SUPPLIED MATERIAL:
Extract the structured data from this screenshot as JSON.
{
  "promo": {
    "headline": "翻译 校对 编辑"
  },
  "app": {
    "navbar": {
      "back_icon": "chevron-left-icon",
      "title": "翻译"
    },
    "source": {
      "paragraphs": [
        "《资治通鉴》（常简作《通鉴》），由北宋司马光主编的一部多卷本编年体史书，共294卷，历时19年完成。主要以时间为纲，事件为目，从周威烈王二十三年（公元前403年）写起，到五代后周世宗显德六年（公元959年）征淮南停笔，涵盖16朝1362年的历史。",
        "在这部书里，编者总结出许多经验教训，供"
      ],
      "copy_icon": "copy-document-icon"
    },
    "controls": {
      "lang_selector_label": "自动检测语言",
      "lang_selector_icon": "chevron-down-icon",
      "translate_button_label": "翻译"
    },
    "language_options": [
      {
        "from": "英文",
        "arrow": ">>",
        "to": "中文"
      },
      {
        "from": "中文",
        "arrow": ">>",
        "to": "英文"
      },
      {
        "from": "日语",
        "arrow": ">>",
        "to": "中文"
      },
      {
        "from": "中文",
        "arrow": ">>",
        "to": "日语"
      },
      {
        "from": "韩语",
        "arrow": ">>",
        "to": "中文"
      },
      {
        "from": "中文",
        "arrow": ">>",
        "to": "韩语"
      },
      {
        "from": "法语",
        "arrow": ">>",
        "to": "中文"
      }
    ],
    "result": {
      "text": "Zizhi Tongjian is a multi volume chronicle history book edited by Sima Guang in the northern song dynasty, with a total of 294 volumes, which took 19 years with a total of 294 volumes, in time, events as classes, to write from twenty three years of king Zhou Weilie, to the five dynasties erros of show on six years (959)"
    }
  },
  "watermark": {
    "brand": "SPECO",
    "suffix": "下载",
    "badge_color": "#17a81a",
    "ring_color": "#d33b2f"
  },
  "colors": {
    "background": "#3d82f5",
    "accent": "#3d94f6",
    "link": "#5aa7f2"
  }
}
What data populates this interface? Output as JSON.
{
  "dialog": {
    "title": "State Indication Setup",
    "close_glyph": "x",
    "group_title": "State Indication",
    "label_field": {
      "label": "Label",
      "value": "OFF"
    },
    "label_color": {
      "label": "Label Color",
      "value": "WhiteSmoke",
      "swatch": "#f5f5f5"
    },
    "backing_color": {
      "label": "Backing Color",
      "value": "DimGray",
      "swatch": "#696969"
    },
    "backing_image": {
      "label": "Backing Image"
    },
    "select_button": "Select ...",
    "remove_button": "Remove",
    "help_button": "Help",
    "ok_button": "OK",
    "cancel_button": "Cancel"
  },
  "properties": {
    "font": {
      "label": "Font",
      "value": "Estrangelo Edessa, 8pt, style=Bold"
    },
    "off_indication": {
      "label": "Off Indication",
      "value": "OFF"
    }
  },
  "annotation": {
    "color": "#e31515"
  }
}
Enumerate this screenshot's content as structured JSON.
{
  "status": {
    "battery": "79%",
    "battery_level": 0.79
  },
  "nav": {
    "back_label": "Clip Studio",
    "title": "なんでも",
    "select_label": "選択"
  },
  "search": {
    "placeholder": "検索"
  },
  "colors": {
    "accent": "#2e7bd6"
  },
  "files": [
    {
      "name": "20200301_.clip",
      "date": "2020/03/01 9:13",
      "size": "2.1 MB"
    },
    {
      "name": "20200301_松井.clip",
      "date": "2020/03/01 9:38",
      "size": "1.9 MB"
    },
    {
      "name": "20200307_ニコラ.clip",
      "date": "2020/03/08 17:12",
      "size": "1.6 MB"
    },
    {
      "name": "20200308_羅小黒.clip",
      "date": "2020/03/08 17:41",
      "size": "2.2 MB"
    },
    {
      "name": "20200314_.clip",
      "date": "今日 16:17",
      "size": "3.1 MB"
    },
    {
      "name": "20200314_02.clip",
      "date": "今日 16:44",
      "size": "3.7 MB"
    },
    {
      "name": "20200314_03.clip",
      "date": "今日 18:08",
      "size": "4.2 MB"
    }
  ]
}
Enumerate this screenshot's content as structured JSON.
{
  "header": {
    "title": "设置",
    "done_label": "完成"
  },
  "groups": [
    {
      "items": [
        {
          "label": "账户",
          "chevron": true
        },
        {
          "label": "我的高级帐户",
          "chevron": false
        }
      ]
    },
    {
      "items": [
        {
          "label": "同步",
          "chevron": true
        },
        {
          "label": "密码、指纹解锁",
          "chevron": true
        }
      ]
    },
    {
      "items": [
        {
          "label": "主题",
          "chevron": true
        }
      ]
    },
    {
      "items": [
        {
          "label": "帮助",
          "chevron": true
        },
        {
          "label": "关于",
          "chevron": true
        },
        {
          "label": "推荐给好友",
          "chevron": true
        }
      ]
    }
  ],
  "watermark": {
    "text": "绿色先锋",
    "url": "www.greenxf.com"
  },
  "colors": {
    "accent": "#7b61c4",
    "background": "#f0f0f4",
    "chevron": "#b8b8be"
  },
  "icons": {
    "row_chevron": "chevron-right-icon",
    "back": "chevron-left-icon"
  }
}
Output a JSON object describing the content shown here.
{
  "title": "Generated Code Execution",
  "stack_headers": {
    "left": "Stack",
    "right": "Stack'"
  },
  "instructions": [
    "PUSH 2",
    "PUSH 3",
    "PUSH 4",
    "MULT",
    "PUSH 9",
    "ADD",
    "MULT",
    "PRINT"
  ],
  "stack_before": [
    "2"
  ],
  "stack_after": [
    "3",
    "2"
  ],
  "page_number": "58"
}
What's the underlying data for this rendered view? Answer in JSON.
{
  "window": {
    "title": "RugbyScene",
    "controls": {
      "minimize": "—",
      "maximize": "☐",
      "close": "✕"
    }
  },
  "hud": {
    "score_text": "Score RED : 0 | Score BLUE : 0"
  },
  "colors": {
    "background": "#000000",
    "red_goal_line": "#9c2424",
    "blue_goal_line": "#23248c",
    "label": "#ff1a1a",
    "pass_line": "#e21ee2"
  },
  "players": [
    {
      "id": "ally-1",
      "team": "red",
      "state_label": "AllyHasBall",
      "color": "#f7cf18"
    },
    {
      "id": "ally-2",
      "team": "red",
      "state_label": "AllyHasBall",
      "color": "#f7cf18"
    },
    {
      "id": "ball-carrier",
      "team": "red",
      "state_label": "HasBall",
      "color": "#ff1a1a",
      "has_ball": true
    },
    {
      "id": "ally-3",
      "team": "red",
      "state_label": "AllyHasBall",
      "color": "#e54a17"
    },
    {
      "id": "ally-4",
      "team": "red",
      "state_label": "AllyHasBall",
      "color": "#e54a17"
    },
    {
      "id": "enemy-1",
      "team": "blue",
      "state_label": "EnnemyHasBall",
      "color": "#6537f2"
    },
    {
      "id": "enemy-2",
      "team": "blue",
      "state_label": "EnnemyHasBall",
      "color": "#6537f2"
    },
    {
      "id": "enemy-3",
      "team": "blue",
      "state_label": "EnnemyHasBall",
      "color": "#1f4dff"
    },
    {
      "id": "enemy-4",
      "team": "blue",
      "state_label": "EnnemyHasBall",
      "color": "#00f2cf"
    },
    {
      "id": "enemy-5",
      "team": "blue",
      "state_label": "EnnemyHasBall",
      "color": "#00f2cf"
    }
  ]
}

DIRECTIVE:
Each line in the material above must be retyped without alteration.

SOLUTION:
Extract the structured data from this screenshot as JSON.
{
  "promo": {
    "headline": "翻译 校对 编辑"
  },
  "app": {
    "navbar": {
      "back_icon": "chevron-left-icon",
      "title": "翻译"
    },
    "source": {
      "paragraphs": [
        "《资治通鉴》（常简作《通鉴》），由北宋司马光主编的一部多卷本编年体史书，共294卷，历时19年完成。主要以时间为纲，事件为目，从周威烈王二十三年（公元前403年）写起，到五代后周世宗显德六年（公元959年）征淮南停笔，涵盖16朝1362年的历史。",
        "在这部书里，编者总结出许多经验教训，供"
      ],
      "copy_icon": "copy-document-icon"
    },
    "controls": {
      "lang_selector_label": "自动检测语言",
      "lang_selector_icon": "chevron-down-icon",
      "translate_button_label": "翻译"
    },
    "language_options": [
      {
        "from": "英文",
        "arrow": ">>",
        "to": "中文"
      },
      {
        "from": "中文",
        "arrow": ">>",
        "to": "英文"
      },
      {
        "from": "日语",
        "arrow": ">>",
        "to": "中文"
      },
      {
        "from": "中文",
        "arrow": ">>",
        "to": "日语"
      },
      {
        "from": "韩语",
        "arrow": ">>",
        "to": "中文"
      },
      {
        "from": "中文",
        "arrow": ">>",
        "to": "韩语"
      },
      {
        "from": "法语",
        "arrow": ">>",
        "to": "中文"
      }
    ],
    "result": {
      "text": "Zizhi Tongjian is a multi volume chronicle history book edited by Sima Guang in the northern song dynasty, with a total of 294 volumes, which took 19 years with a total of 294 volumes, in time, events as classes, to write from twenty three years of king Zhou Weilie, to the five dynasties erros of show on six years (959)"
    }
  },
  "watermark": {
    "brand": "SPECO",
    "suffix": "下载",
    "badge_color": "#17a81a",
    "ring_color": "#d33b2f"
  },
  "colors": {
    "background": "#3d82f5",
    "accent": "#3d94f6",
    "link": "#5aa7f2"
  }
}
What data populates this interface? Output as JSON.
{
  "dialog": {
    "title": "State Indication Setup",
    "close_glyph": "x",
    "group_title": "State Indication",
    "label_field": {
      "label": "Label",
      "value": "OFF"
    },
    "label_color": {
      "label": "Label Color",
      "value": "WhiteSmoke",
      "swatch": "#f5f5f5"
    },
    "backing_color": {
      "label": "Backing Color",
      "value": "DimGray",
      "swatch": "#696969"
    },
    "backing_image": {
      "label": "Backing Image"
    },
    "select_button": "Select ...",
    "remove_button": "Remove",
    "help_button": "Help",
    "ok_button": "OK",
    "cancel_button": "Cancel"
  },
  "properties": {
    "font": {
      "label": "Font",
      "value": "Estrangelo Edessa, 8pt, style=Bold"
    },
    "off_indication": {
      "label": "Off Indication",
      "value": "OFF"
    }
  },
  "annotation": {
    "color": "#e31515"
  }
}
Enumerate this screenshot's content as structured JSON.
{
  "status": {
    "battery": "79%",
    "battery_level": 0.79
  },
  "nav": {
    "back_label": "Clip Studio",
    "title": "なんでも",
    "select_label": "選択"
  },
  "search": {
    "placeholder": "検索"
  },
  "colors": {
    "accent": "#2e7bd6"
  },
  "files": [
    {
      "name": "20200301_.clip",
      "date": "2020/03/01 9:13",
      "size": "2.1 MB"
    },
    {
      "name": "20200301_松井.clip",
      "date": "2020/03/01 9:38",
      "size": "1.9 MB"
    },
    {
      "name": "20200307_ニコラ.clip",
      "date": "2020/03/08 17:12",
      "size": "1.6 MB"
    },
    {
      "name": "20200308_羅小黒.clip",
      "date": "2020/03/08 17:41",
      "size": "2.2 MB"
    },
    {
      "name": "20200314_.clip",
      "date": "今日 16:17",
      "size": "3.1 MB"
    },
    {
      "name": "20200314_02.clip",
      "date": "今日 16:44",
      "size": "3.7 MB"
    },
    {
      "name": "20200314_03.clip",
      "date": "今日 18:08",
      "size": "4.2 MB"
    }
  ]
}
Enumerate this screenshot's content as structured JSON.
{
  "header": {
    "title": "设置",
    "done_label": "完成"
  },
  "groups": [
    {
      "items": [
        {
          "label": "账户",
          "chevron": true
        },
        {
          "label": "我的高级帐户",
          "chevron": false
        }
      ]
    },
    {
      "items": [
        {
          "label": "同步",
          "chevron": true
        },
        {
          "label": "密码、指纹解锁",
          "chevron": true
        }
      ]
    },
    {
      "items": [
        {
          "label": "主题",
          "chevron": true
        }
      ]
    },
    {
      "items": [
        {
          "label": "帮助",
          "chevron": true
        },
        {
          "label": "关于",
          "chevron": true
        },
        {
          "label": "推荐给好友",
          "chevron": true
        }
      ]
    }
  ],
  "watermark": {
    "text": "绿色先锋",
    "url": "www.greenxf.com"
  },
  "colors": {
    "accent": "#7b61c4",
    "background": "#f0f0f4",
    "chevron": "#b8b8be"
  },
  "icons": {
    "row_chevron": "chevron-right-icon",
    "back": "chevron-left-icon"
  }
}
Output a JSON object describing the content shown here.
{
  "title": "Generated Code Execution",
  "stack_headers": {
    "left": "Stack",
    "right": "Stack'"
  },
  "instructions": [
    "PUSH 2",
    "PUSH 3",
    "PUSH 4",
    "MULT",
    "PUSH 9",
    "ADD",
    "MULT",
    "PRINT"
  ],
  "stack_before": [
    "2"
  ],
  "stack_after": [
    "3",
    "2"
  ],
  "page_number": "58"
}
What's the underlying data for this rendered view? Answer in JSON.
{
  "window": {
    "title": "RugbyScene",
    "controls": {
      "minimize": "—",
      "maximize": "☐",
      "close": "✕"
    }
  },
  "hud": {
    "score_text": "Score RED : 0 | Score BLUE : 0"
  },
  "colors": {
    "background": "#000000",
    "red_goal_line": "#9c2424",
    "blue_goal_line": "#23248c",
    "label": "#ff1a1a",
    "pass_line": "#e21ee2"
  },
  "players": [
    {
      "id": "ally-1",
      "team": "red",
      "state_label": "AllyHasBall",
      "color": "#f7cf18"
    },
    {
      "id": "ally-2",
      "team": "red",
      "state_label": "AllyHasBall",
      "color": "#f7cf18"
    },
    {
      "id": "ball-carrier",
      "team": "red",
      "state_label": "HasBall",
      "color": "#ff1a1a",
      "has_ball": true
    },
    {
      "id": "ally-3",
      "team": "red",
      "state_label": "AllyHasBall",
      "color": "#e54a17"
    },
    {
      "id": "ally-4",
      "team": "red",
      "state_label": "AllyHasBall",
      "color": "#e54a17"
    },
    {
      "id": "enemy-1",
      "team": "blue",
      "state_label": "EnnemyHasBall",
      "color": "#6537f2"
    },
    {
      "id": "enemy-2",
      "team": "blue",
      "state_label": "EnnemyHasBall",
      "color": "#6537f2"
    },
    {
      "id": "enemy-3",
      "team": "blue",
      "state_label": "EnnemyHasBall",
      "color": "#1f4dff"
    },
    {
      "id": "enemy-4",
      "team": "blue",
      "state_label": "EnnemyHasBall",
      "color": "#00f2cf"
    },
    {
      "id": "enemy-5",
      "team": "blue",
      "state_label": "EnnemyHasBall",
      "color": "#00f2cf"
    }
  ]
}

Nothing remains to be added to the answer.